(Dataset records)
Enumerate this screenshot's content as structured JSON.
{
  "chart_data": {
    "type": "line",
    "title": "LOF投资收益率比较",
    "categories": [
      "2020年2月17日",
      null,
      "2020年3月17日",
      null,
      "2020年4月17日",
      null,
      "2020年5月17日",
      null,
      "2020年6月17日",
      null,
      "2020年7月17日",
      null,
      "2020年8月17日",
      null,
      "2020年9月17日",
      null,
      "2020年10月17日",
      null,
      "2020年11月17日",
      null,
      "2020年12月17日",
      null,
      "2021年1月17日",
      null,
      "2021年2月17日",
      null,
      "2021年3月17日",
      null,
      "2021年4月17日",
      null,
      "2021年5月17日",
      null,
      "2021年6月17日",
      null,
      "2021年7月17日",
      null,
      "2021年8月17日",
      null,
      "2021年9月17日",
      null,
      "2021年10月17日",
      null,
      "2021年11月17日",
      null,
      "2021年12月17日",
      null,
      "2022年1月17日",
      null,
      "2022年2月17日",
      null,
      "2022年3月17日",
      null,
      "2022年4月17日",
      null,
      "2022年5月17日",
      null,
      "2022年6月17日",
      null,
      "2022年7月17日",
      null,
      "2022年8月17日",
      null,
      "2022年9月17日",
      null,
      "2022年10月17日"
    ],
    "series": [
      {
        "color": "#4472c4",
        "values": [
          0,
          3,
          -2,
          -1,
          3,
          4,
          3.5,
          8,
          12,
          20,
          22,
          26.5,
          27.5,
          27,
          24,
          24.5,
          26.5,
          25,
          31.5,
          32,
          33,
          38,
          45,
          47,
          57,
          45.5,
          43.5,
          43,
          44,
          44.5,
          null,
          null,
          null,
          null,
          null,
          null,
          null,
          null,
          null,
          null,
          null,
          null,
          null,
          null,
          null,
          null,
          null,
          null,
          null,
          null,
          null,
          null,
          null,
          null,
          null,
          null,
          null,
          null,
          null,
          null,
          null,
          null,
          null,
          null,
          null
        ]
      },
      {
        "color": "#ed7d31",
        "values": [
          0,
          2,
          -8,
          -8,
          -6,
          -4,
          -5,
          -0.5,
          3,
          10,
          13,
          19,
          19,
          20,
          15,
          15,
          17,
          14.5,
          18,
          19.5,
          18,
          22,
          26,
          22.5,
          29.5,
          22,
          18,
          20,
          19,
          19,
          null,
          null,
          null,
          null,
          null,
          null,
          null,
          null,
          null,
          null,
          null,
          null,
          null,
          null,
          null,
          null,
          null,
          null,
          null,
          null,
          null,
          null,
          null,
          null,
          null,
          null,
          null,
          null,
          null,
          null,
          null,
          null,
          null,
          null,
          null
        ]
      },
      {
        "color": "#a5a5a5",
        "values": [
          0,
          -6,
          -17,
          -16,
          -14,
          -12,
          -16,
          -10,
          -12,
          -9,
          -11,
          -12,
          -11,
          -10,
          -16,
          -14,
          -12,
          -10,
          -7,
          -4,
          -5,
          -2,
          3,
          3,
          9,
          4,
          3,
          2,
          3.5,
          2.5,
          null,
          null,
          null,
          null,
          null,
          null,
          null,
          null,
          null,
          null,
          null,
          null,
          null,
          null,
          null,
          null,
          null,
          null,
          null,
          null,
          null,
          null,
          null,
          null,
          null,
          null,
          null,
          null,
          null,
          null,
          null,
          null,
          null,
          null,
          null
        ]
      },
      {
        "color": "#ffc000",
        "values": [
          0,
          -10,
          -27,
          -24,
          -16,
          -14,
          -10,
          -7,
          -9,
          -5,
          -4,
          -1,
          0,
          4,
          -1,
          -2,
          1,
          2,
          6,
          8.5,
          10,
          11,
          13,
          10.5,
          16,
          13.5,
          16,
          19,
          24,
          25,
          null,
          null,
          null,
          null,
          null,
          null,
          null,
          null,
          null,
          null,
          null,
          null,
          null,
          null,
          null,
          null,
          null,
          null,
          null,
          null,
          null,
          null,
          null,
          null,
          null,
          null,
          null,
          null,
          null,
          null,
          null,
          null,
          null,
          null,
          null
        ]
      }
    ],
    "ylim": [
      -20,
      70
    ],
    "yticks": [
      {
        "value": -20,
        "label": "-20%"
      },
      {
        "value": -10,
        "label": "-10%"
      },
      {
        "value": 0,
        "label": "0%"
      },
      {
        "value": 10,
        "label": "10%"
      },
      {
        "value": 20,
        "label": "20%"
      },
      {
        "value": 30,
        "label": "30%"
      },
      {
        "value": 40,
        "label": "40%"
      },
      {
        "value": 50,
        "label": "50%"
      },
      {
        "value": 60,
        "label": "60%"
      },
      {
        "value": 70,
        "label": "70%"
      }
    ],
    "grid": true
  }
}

TASK TO COMPLETE: Copy every line of the material in which the word "label" occurs.

THE ANSWER:
        "label": "-20%"
        "label": "-10%"
        "label": "0%"
        "label": "10%"
        "label": "20%"
        "label": "30%"
        "label": "40%"
        "label": "50%"
        "label": "60%"
        "label": "70%"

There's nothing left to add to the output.